Prompt
Send back the records in full, character for character.

•••

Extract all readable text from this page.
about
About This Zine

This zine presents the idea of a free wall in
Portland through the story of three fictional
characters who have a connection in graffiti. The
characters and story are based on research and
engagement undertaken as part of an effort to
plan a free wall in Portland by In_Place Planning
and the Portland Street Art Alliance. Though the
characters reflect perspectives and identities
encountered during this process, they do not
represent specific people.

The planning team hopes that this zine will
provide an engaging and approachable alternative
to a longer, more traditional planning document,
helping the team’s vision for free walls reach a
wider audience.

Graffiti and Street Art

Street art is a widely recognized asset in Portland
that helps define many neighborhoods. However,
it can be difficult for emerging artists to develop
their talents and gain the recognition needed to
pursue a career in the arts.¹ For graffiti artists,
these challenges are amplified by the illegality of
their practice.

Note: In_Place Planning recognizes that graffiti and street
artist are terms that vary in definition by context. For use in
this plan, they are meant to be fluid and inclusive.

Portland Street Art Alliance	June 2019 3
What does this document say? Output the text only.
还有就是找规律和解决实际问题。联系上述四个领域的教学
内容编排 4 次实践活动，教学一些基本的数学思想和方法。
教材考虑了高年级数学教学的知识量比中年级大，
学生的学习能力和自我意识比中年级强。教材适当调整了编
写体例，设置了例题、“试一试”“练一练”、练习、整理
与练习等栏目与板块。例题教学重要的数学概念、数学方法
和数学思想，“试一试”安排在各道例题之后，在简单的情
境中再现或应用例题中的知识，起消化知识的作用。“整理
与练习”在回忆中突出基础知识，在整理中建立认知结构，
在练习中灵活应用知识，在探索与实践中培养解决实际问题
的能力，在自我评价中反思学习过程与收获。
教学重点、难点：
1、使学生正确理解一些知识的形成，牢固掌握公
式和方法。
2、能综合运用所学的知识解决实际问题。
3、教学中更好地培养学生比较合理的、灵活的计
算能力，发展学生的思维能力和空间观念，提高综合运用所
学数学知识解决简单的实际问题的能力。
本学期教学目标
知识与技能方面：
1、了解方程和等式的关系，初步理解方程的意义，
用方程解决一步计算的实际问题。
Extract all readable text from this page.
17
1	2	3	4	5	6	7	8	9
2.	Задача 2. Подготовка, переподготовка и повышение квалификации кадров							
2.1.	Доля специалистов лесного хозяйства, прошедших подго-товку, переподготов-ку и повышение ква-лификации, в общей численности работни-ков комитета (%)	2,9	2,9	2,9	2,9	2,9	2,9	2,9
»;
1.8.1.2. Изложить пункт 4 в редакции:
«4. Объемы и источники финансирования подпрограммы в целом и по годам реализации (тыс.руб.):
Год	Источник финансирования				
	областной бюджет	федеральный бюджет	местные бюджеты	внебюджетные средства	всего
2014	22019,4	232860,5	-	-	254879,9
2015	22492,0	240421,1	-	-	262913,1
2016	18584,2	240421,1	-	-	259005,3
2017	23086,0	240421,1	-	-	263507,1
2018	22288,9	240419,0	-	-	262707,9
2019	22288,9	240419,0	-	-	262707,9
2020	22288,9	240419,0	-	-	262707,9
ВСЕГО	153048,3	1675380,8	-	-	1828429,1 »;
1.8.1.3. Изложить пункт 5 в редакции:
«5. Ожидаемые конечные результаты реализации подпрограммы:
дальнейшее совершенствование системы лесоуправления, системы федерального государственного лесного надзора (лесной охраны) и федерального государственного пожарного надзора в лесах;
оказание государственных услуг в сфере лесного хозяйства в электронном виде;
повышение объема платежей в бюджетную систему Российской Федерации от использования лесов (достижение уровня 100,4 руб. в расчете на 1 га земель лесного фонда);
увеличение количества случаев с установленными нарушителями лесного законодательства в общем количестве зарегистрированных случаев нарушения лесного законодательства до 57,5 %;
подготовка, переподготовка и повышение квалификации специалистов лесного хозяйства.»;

•••

Worked solution
Extract all readable text from this page.
about
About This Zine

This zine presents the idea of a free wall in
Portland through the story of three fictional
characters who have a connection in graffiti. The
characters and story are based on research and
engagement undertaken as part of an effort to
plan a free wall in Portland by In_Place Planning
and the Portland Street Art Alliance. Though the
characters reflect perspectives and identities
encountered during this process, they do not
represent specific people.

The planning team hopes that this zine will
provide an engaging and approachable alternative
to a longer, more traditional planning document,
helping the team’s vision for free walls reach a
wider audience.

Graffiti and Street Art

Street art is a widely recognized asset in Portland
that helps define many neighborhoods. However,
it can be difficult for emerging artists to develop
their talents and gain the recognition needed to
pursue a career in the arts.¹ For graffiti artists,
these challenges are amplified by the illegality of
their practice.

Note: In_Place Planning recognizes that graffiti and street
artist are terms that vary in definition by context. For use in
this plan, they are meant to be fluid and inclusive.

Portland Street Art Alliance	June 2019 3
What does this document say? Output the text only.
还有就是找规律和解决实际问题。联系上述四个领域的教学
内容编排 4 次实践活动，教学一些基本的数学思想和方法。
教材考虑了高年级数学教学的知识量比中年级大，
学生的学习能力和自我意识比中年级强。教材适当调整了编
写体例，设置了例题、“试一试”“练一练”、练习、整理
与练习等栏目与板块。例题教学重要的数学概念、数学方法
和数学思想，“试一试”安排在各道例题之后，在简单的情
境中再现或应用例题中的知识，起消化知识的作用。“整理
与练习”在回忆中突出基础知识，在整理中建立认知结构，
在练习中灵活应用知识，在探索与实践中培养解决实际问题
的能力，在自我评价中反思学习过程与收获。
教学重点、难点：
1、使学生正确理解一些知识的形成，牢固掌握公
式和方法。
2、能综合运用所学的知识解决实际问题。
3、教学中更好地培养学生比较合理的、灵活的计
算能力，发展学生的思维能力和空间观念，提高综合运用所
学数学知识解决简单的实际问题的能力。
本学期教学目标
知识与技能方面：
1、了解方程和等式的关系，初步理解方程的意义，
用方程解决一步计算的实际问题。
Extract all readable text from this page.
17
1	2	3	4	5	6	7	8	9
2.	Задача 2. Подготовка, переподготовка и повышение квалификации кадров							
2.1.	Доля специалистов лесного хозяйства, прошедших подго-товку, переподготов-ку и повышение ква-лификации, в общей численности работни-ков комитета (%)	2,9	2,9	2,9	2,9	2,9	2,9	2,9
»;
1.8.1.2. Изложить пункт 4 в редакции:
«4. Объемы и источники финансирования подпрограммы в целом и по годам реализации (тыс.руб.):
Год	Источник финансирования				
	областной бюджет	федеральный бюджет	местные бюджеты	внебюджетные средства	всего
2014	22019,4	232860,5	-	-	254879,9
2015	22492,0	240421,1	-	-	262913,1
2016	18584,2	240421,1	-	-	259005,3
2017	23086,0	240421,1	-	-	263507,1
2018	22288,9	240419,0	-	-	262707,9
2019	22288,9	240419,0	-	-	262707,9
2020	22288,9	240419,0	-	-	262707,9
ВСЕГО	153048,3	1675380,8	-	-	1828429,1 »;
1.8.1.3. Изложить пункт 5 в редакции:
«5. Ожидаемые конечные результаты реализации подпрограммы:
дальнейшее совершенствование системы лесоуправления, системы федерального государственного лесного надзора (лесной охраны) и федерального государственного пожарного надзора в лесах;
оказание государственных услуг в сфере лесного хозяйства в электронном виде;
повышение объема платежей в бюджетную систему Российской Федерации от использования лесов (достижение уровня 100,4 руб. в расчете на 1 га земель лесного фонда);
увеличение количества случаев с установленными нарушителями лесного законодательства в общем количестве зарегистрированных случаев нарушения лесного законодательства до 57,5 %;
подготовка, переподготовка и повышение квалификации специалистов лесного хозяйства.»;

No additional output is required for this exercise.